Exercise inputs>
▬▬▬

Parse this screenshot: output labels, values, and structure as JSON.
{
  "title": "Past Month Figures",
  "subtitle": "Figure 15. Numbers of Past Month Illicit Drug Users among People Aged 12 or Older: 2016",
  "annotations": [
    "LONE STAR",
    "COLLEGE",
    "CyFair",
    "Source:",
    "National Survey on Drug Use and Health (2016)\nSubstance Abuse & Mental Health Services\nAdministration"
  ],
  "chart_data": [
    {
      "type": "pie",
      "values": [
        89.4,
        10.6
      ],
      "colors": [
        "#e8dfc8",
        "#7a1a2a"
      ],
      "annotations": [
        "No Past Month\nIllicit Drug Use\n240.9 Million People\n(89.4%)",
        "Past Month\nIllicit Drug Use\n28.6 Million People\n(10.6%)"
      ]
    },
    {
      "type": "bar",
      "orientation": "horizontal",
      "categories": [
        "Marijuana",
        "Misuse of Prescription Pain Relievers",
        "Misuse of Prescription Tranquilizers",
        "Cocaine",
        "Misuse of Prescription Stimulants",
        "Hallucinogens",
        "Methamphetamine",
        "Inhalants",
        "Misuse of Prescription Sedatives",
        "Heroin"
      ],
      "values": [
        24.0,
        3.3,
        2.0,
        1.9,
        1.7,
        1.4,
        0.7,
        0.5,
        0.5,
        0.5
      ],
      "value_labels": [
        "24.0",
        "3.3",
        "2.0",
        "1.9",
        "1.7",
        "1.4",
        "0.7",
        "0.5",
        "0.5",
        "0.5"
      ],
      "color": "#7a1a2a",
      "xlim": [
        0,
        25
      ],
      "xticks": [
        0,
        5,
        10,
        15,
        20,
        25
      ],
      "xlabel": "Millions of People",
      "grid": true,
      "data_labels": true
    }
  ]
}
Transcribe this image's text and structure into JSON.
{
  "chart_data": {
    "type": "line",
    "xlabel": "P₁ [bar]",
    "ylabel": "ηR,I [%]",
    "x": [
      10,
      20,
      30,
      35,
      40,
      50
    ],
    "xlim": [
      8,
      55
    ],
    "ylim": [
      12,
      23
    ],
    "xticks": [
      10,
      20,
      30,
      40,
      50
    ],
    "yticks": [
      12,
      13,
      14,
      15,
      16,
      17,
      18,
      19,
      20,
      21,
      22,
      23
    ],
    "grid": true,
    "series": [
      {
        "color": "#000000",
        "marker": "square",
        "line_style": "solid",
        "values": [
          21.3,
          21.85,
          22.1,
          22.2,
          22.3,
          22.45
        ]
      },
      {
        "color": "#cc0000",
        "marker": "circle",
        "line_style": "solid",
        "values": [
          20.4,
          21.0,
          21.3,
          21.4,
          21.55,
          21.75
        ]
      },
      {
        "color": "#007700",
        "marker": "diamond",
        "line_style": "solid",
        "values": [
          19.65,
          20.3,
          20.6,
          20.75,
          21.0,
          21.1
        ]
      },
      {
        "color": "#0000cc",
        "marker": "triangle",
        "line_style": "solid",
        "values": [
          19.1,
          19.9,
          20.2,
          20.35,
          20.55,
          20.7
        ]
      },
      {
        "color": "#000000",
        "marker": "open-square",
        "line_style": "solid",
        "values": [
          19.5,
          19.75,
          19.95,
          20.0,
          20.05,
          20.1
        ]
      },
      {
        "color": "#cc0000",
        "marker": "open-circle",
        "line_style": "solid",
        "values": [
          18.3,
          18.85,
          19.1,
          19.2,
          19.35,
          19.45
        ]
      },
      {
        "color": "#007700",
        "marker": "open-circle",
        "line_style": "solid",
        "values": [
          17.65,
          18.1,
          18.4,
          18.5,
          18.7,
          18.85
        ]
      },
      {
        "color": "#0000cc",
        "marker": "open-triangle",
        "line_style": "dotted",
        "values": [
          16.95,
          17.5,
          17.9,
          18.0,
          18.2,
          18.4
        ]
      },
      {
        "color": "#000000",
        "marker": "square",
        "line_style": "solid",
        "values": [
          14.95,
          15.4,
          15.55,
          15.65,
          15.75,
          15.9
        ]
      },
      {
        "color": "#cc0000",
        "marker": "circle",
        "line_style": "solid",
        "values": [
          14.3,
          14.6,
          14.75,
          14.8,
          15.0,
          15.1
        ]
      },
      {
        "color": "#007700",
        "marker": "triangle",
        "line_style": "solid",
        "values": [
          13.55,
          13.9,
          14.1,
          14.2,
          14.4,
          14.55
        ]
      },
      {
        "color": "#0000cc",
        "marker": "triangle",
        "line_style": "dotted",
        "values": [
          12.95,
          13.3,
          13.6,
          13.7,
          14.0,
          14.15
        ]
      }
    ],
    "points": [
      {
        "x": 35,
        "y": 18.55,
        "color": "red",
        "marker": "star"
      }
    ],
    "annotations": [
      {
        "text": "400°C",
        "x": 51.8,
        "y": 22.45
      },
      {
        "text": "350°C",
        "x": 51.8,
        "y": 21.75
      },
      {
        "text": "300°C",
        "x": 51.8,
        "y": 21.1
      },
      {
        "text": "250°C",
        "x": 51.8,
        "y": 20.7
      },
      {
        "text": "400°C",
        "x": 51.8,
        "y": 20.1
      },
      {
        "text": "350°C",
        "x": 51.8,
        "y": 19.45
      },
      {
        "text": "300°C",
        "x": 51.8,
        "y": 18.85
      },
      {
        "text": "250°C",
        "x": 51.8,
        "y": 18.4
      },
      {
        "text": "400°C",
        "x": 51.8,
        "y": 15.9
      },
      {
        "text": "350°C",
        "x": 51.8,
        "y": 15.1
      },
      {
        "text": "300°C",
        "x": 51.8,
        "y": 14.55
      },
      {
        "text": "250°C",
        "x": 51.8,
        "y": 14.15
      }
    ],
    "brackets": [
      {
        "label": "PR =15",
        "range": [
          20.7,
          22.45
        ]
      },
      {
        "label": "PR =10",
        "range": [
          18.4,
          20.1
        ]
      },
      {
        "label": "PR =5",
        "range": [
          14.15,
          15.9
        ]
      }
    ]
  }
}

▬▬▬

Identify the lines of the entries containing the string "Month". Copy each such line.

Complete answer>
  "title": "Past Month Figures",
  "subtitle": "Figure 15. Numbers of Past Month Illicit Drug Users among People Aged 12 or Older: 2016",
        "No Past Month\nIllicit Drug Use\n240.9 Million People\n(89.4%)",
        "Past Month\nIllicit Drug Use\n28.6 Million People\n(10.6%)"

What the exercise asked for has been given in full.